STATED TASK
Your task is to transcribe all the entries exactly, excluding pictures.
********************
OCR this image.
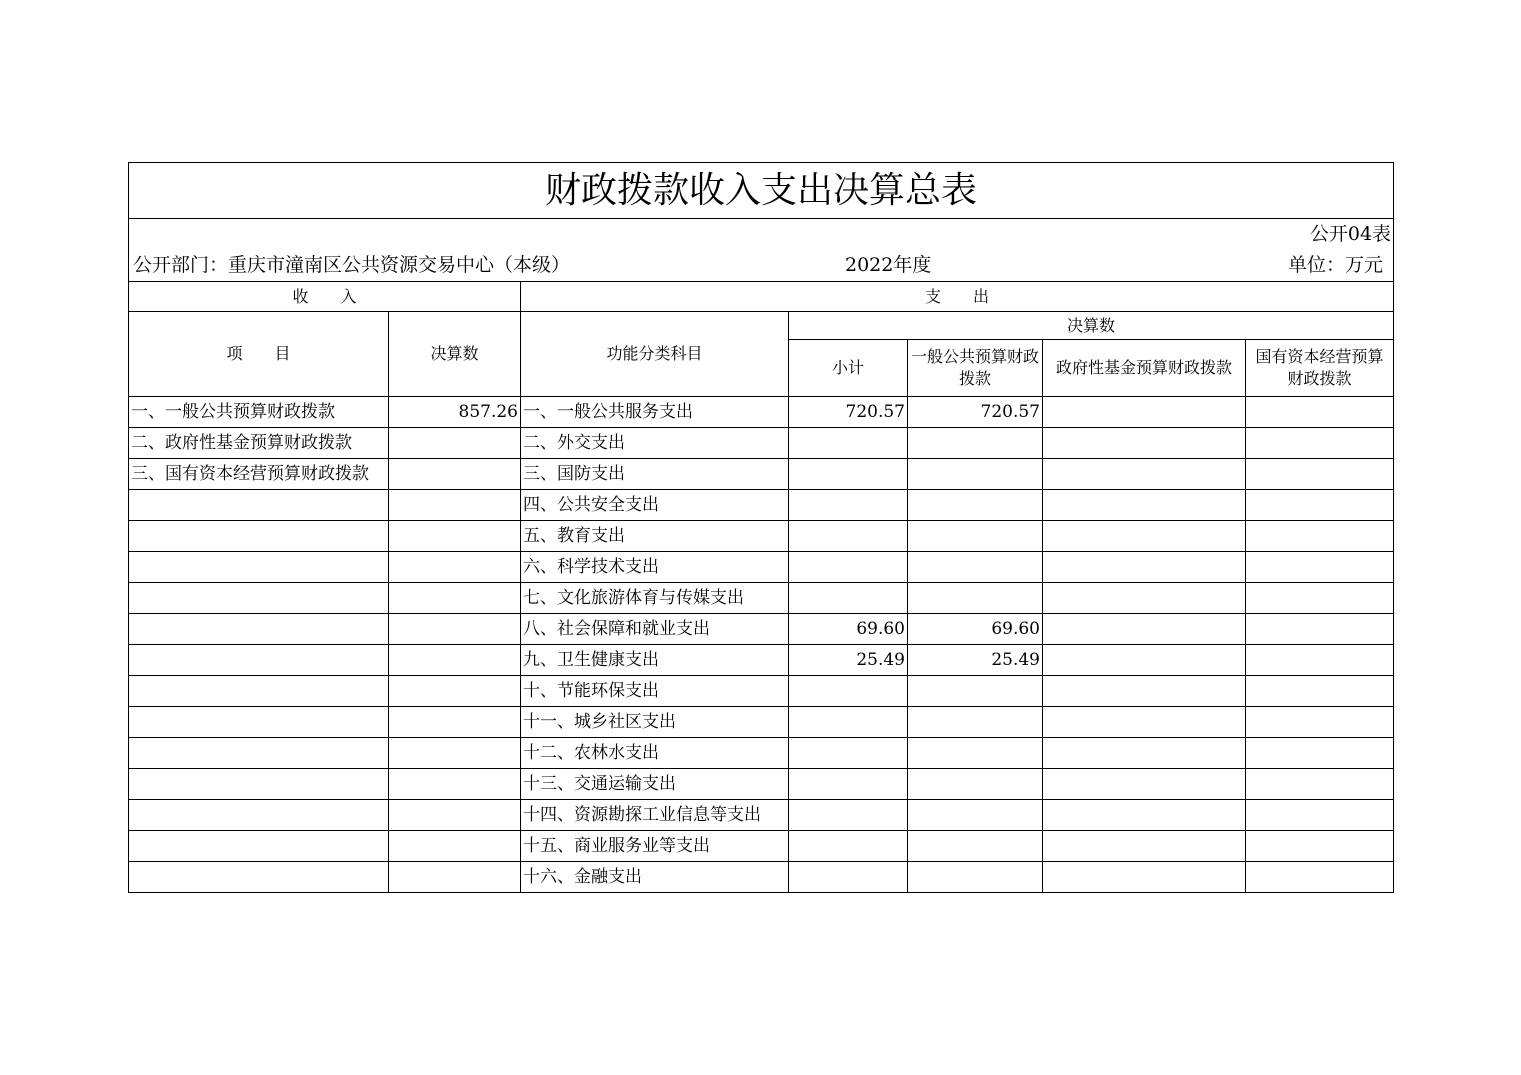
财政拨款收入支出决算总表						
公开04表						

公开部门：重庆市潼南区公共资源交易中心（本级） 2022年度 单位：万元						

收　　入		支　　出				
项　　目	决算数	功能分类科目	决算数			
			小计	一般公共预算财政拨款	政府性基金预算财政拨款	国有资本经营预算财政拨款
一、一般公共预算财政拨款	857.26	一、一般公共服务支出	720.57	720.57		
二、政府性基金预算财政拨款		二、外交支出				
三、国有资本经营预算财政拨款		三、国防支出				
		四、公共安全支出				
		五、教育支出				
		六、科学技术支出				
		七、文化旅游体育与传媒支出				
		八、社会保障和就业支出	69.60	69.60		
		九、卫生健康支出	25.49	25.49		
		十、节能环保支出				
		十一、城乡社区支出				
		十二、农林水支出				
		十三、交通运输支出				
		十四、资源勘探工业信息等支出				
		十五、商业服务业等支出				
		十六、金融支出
********************
TASK RESPONSE
OCR this image.
财政拨款收入支出决算总表						
公开04表						

公开部门：重庆市潼南区公共资源交易中心（本级） 2022年度 单位：万元						

收　　入		支　　出				
项　　目	决算数	功能分类科目	决算数			
			小计	一般公共预算财政拨款	政府性基金预算财政拨款	国有资本经营预算财政拨款
一、一般公共预算财政拨款	857.26	一、一般公共服务支出	720.57	720.57		
二、政府性基金预算财政拨款		二、外交支出				
三、国有资本经营预算财政拨款		三、国防支出				
		四、公共安全支出				
		五、教育支出				
		六、科学技术支出				
		七、文化旅游体育与传媒支出				
		八、社会保障和就业支出	69.60	69.60		
		九、卫生健康支出	25.49	25.49		
		十、节能环保支出				
		十一、城乡社区支出				
		十二、农林水支出				
		十三、交通运输支出				
		十四、资源勘探工业信息等支出				
		十五、商业服务业等支出				
		十六、金融支出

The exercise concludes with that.